- _Objetivos_:
A) Responde, con base en el relato sobre la guitarra:
(i) ¿Qué compañeras del salón tocaban muy bien la guitarra?
(ii) ¿Qué mascota aparece entre los temas posibles para una canción?
(iii) ¿Quién hizo saber a quien narra que cantaba mal?
B) Prosigue el relato sobre la guitarra a partir de su última oración.

Saturday, April 19, 2014

LA GUITARRA



En mi adolescencia, no recuerdo cómo ni porqué,  llegó a mis manos una guitarra. Lo que sí recuerdo es que me pareció maravilloso tener un instrumento con el que tocaría la mejor música. Y con esto de “la mejor música” no quería decir que tocaría con la Orquesta Sinfónica, sino que las letras de mis canciones serían todo un éxito.

En mi salón, en la escuela, mis amigas, Irene, Liz y Diana tocaban muy bien la guitarra y hasta creaban sus propias canciones y yo, por supuesto, no quería quedarme atrás. Me parecía maravilloso poder inventar letras sobre diversos temas para que mis admiradores las repitieran. Podría escribir una canción que hablara sobre las horribles matemáticas y su inutilidad en mi mundo, otra sobre mi adoración por los libros, y así seguiría con cada tema que de una u otra manera tuviera importancia para mí, como mi gato siamés o mi colección de estampillas.

Sabía que no sería yo quien cantaría mis originales canciones, pues estaba consciente, desde entonces, de lo mal que cantaba, ya que así me lo había hecho saber el profesor de la escuela que no me aceptó en el coro. Aclaro que mi intento por pertenecer al coro no se debía a mi gusto por el canto, sino a mi interés por perder clases de manera justificada, por lo que enterarme de que cantaba mal no terminó con ningún sueño que tuviera en ese entonces. Así es que cuando me imaginaba a mí misma tocando la guitarra, sólo tocaba, no cantaba. Me veía de unos veinte años, con el pelo largo, alborotado y con algunos pastos secos por aquí y por allá, estaba recargada en un árbol, con el estuche de mi guitarra abierto frente a mí y la gente a lo lejos extasiada con mi música y cantando la letra, que ya se sabían, lo cual resolvía elegantemente mi falta de entonación hasta en mis sueños.

- _Listado proporcionado_:
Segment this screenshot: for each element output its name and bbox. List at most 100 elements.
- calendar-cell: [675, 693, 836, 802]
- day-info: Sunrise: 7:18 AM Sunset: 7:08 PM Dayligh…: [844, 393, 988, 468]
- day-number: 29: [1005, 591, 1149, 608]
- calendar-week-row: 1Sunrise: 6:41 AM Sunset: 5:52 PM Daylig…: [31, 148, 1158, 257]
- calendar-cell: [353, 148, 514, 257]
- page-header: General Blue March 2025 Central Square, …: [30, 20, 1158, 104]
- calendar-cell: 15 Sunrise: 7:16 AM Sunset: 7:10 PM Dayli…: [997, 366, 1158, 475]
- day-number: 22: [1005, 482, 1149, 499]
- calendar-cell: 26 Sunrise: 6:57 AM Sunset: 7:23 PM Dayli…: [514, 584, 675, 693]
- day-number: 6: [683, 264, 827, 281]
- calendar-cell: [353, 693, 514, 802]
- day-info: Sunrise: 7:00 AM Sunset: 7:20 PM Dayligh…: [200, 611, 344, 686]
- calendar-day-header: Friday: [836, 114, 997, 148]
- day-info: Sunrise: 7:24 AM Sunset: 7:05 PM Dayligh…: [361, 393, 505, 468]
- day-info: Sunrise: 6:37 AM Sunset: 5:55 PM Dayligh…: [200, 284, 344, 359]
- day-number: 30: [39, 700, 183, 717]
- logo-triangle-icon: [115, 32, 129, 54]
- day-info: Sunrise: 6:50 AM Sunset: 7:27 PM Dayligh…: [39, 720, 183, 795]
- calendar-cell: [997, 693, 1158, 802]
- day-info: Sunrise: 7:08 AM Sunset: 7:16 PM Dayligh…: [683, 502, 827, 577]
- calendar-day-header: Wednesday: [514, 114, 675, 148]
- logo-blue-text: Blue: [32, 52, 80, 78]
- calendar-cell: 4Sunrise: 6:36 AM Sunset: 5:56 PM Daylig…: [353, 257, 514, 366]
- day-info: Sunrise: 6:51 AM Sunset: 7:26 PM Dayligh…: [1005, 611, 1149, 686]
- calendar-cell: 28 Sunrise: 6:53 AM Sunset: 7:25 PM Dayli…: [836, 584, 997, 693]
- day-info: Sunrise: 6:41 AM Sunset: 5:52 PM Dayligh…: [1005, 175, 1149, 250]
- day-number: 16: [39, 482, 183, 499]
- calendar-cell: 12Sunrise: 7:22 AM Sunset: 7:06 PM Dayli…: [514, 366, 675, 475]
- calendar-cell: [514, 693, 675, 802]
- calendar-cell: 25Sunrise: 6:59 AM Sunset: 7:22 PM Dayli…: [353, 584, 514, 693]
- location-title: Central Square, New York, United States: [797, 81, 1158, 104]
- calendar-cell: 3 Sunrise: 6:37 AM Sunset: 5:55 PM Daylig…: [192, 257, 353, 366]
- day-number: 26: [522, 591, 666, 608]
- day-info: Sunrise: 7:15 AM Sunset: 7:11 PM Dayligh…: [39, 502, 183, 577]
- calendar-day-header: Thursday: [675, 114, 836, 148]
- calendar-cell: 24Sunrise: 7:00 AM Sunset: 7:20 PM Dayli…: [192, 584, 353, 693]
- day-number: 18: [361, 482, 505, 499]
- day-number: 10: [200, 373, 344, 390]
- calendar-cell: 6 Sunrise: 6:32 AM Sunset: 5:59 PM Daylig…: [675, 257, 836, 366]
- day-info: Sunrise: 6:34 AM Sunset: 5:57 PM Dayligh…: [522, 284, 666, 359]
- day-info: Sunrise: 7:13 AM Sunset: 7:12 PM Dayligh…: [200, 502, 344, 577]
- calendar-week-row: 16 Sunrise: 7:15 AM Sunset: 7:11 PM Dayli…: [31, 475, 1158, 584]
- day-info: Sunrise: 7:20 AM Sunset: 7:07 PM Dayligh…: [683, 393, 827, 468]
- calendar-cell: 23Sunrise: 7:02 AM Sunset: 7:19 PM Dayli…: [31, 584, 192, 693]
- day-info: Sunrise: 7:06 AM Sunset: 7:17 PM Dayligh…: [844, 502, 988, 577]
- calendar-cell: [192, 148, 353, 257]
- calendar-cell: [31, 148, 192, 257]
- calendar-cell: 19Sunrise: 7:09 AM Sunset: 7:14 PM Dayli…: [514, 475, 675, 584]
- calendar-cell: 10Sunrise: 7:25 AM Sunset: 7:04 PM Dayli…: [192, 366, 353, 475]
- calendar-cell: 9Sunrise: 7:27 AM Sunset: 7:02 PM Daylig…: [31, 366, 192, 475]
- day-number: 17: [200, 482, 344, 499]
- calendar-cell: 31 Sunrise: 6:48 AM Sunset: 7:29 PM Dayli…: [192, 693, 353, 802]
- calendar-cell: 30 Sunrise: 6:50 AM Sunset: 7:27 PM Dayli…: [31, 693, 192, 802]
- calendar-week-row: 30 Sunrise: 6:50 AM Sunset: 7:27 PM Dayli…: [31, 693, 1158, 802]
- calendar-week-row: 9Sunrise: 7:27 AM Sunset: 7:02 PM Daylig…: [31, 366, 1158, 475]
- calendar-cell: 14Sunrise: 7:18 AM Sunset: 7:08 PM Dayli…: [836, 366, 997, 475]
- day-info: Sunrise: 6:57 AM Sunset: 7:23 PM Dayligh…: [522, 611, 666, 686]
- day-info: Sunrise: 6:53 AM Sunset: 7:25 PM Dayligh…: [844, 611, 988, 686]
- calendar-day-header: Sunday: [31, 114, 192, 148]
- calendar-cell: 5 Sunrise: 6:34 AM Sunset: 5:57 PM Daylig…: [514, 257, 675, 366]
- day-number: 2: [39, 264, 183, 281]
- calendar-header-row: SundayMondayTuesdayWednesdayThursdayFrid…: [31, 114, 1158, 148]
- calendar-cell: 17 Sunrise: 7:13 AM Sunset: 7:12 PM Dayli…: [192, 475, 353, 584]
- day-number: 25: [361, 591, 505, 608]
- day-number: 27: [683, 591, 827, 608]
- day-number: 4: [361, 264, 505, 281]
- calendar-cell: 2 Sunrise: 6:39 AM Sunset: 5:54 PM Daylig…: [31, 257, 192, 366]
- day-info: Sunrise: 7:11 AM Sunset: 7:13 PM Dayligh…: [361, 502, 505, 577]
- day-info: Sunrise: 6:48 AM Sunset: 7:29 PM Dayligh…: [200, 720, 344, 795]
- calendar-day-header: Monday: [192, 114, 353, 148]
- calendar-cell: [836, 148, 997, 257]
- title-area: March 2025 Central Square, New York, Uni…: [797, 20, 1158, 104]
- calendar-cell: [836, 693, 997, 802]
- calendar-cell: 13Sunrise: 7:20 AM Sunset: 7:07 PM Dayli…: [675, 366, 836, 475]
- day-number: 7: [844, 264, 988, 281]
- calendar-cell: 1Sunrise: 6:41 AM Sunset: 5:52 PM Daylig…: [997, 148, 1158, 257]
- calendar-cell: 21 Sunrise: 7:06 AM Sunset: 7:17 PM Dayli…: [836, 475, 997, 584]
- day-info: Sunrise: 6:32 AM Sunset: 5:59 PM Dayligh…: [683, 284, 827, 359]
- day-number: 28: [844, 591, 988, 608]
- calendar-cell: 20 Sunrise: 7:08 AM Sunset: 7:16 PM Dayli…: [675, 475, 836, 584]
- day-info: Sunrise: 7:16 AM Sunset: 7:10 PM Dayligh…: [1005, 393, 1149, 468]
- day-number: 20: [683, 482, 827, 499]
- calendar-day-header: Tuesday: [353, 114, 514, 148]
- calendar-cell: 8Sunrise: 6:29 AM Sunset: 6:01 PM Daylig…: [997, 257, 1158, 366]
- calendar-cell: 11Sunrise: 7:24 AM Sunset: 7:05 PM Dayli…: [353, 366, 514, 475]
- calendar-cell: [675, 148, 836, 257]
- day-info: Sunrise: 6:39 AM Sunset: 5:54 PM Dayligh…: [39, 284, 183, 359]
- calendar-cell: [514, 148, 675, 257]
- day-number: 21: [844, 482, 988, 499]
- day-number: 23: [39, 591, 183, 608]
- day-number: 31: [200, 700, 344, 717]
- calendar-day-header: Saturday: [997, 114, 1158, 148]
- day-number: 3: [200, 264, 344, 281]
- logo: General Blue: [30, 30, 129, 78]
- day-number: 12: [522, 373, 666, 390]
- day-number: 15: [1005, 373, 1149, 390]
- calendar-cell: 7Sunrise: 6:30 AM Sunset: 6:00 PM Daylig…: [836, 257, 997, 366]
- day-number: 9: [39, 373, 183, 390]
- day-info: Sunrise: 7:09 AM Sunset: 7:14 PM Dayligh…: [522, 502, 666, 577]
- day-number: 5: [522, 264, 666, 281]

- _Resultados del ejercicio_:
A)
(i) Irene, Liz y Diana.
(ii) Un gato siamés.
(iii) El profesor de la escuela que no la aceptó en el coro.

B)
Solamente había un “pero” en mi felicidad: mi guitarra no tenía estuche. Me encantaban los estuches rígidos. De hecho, creo que los estuches de guitarra que se cerraban con unos broches metálicos me gustaban muchísimo más que las guitarras. Cada vez que veía uno, pensaba en la posibilidad de que hubiera dentro una ametralladora en lugar de una guitarra, como había visto innumerables veces en las caricaturas de mi niñez, aunque hubiera estado muy extraño que una de mis amigas sacara una ametralladora a media escuela.

Los vecinos de enfrente nos habían enseñado, a mis hermanos y a mí,  a tocar una melodía, y yo  había anotado las instrucciones en un cuaderno. Al principio tenía que consultar las instrucciones constantemente, lo que daba como resultado que tocara de una manera rígida. Era la melodía de Bat Masterson, de quien lo único que yo sabía era que se había muerto, pues en algún momento, la canción  decía "Bat Masterson ya se murió". De ahí en fuera no tenía idea sobre quién sería este personaje, y apenas hoy que lo busqué en Google y que he vuelto a oír esas notas musicales, me vengo a enterar de que era un pistolero del viejo oeste.

Con esa peligrosa profesión, no me extraña nada que se haya muerto.  En fin, que la música de este hombre de profesión extrema fue mi introducción al uso de las cuerdas de la guitarra.

Y como no me podía quedar tocando eternamente unas cuantas notas de una canción que hablaba sobre un tipo que se moría, mi mamá preguntó entre sus amistades a ver si alguien conocía a quien me pudiera enseñar a tocar guitarra.

No tardó en aparecer una amiga, que creo que era comadre de mi mamá, que conocía a un muchacho que daba clases y que necesitaba el trabajo pues su situación económica no era buena.

Así fue como una tarde llegó a mi casa el "profesor" de guitarra. Era un muchacho que olía a sudor y que era un poco mayor que yo. No me cayó muy bien y no me gustaba que me tocara los dedos para acomodarlos en la guitarra, pero decidí tenerle un poco de paciencia debido a mi interés por aprender a tocar. Al fin que cuando acabara la clase podía ir a lavarme las manos.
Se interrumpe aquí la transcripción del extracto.